EXERCISE BRIEF:
Copy each line holding the string "Dream".

· · · ·

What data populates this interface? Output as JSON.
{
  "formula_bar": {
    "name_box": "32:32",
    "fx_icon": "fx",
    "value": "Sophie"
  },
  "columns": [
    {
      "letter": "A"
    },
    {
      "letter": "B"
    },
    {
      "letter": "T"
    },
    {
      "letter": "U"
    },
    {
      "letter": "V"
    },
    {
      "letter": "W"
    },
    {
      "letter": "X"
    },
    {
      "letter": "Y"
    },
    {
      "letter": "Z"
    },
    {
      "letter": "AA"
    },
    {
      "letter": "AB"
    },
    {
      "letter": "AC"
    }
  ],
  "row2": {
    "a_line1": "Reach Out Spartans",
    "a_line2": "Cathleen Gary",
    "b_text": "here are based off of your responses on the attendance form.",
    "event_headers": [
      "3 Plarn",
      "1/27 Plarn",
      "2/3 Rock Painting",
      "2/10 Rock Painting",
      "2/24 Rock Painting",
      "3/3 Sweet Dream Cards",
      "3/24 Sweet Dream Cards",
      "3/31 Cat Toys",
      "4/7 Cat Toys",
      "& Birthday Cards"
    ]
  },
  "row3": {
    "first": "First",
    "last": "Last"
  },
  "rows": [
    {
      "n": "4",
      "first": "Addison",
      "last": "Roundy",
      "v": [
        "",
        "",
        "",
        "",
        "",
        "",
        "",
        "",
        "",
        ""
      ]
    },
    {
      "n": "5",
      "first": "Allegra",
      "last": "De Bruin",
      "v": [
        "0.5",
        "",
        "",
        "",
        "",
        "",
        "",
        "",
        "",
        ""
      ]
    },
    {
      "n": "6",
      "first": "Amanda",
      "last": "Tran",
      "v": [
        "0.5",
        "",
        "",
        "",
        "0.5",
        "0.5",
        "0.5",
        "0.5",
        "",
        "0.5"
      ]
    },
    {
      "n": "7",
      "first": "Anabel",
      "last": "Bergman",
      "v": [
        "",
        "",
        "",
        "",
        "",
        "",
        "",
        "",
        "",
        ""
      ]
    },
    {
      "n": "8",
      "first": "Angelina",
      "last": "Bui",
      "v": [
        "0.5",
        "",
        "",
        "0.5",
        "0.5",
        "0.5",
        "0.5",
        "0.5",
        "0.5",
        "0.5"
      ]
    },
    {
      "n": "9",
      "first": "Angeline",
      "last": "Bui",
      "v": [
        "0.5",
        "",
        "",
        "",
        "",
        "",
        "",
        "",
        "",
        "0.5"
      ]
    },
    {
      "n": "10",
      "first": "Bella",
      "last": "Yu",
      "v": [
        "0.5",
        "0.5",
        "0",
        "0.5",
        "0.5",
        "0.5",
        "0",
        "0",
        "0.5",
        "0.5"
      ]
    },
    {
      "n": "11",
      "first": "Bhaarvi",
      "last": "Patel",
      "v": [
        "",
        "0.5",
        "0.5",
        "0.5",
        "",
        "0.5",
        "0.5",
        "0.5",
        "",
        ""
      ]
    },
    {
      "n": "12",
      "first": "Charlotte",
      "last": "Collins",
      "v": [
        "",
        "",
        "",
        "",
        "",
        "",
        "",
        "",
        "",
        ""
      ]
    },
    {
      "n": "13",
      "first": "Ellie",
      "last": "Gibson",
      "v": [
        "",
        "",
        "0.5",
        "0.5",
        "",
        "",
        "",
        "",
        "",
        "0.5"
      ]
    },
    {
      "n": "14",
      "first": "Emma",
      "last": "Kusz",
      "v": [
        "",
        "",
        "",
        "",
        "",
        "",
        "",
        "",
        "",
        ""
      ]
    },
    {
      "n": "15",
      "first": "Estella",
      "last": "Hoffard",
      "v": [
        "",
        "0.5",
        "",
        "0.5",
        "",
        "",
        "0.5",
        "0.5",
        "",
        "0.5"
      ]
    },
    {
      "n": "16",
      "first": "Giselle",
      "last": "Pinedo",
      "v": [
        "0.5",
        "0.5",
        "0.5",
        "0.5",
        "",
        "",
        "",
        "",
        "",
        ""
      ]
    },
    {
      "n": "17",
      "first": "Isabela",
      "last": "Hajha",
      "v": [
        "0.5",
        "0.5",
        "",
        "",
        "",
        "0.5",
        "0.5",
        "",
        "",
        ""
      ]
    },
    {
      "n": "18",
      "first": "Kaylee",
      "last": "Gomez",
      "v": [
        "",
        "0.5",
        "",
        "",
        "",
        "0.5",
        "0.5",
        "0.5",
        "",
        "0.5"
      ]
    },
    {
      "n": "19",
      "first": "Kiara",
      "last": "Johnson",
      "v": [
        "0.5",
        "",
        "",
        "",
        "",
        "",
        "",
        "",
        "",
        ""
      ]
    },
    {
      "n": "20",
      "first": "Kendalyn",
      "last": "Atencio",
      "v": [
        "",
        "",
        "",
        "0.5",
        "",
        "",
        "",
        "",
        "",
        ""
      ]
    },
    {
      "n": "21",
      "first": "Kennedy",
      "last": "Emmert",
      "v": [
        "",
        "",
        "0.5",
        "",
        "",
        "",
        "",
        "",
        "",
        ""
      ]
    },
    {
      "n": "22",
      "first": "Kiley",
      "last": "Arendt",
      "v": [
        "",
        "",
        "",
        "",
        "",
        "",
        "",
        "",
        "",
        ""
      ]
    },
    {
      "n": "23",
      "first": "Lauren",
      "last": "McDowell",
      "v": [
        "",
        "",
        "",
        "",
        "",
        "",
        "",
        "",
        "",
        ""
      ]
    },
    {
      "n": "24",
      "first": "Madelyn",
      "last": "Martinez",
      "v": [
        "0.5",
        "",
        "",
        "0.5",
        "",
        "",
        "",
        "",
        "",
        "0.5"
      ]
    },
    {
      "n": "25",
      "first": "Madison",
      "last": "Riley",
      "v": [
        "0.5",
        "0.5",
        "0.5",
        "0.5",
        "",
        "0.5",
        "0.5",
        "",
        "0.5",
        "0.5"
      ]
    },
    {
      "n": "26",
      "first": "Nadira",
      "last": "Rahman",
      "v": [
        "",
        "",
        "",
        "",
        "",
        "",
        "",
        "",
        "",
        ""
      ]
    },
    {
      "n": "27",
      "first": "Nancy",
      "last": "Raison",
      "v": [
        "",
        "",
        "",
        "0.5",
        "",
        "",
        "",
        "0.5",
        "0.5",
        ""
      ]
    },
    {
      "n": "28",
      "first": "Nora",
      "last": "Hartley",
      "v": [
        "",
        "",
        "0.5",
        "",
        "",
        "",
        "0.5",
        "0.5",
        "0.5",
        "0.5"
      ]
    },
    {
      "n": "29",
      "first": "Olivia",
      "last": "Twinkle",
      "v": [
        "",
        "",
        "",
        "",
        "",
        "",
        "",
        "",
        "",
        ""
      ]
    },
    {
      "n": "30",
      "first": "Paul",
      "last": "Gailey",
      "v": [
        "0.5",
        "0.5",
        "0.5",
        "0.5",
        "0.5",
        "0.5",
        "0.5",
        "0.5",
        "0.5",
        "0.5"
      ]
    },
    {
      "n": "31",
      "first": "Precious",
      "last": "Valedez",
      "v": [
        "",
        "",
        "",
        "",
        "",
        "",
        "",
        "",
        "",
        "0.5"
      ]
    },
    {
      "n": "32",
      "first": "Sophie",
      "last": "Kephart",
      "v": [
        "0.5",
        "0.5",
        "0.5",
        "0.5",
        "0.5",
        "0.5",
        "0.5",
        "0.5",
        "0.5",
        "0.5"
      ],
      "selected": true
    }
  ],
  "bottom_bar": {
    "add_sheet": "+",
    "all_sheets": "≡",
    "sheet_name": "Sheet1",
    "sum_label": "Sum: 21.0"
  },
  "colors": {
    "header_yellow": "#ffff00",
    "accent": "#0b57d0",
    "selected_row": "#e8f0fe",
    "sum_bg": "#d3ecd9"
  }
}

· · · ·

THE REPLY:
      "3/3 Sweet Dream Cards",
      "3/24 Sweet Dream Cards",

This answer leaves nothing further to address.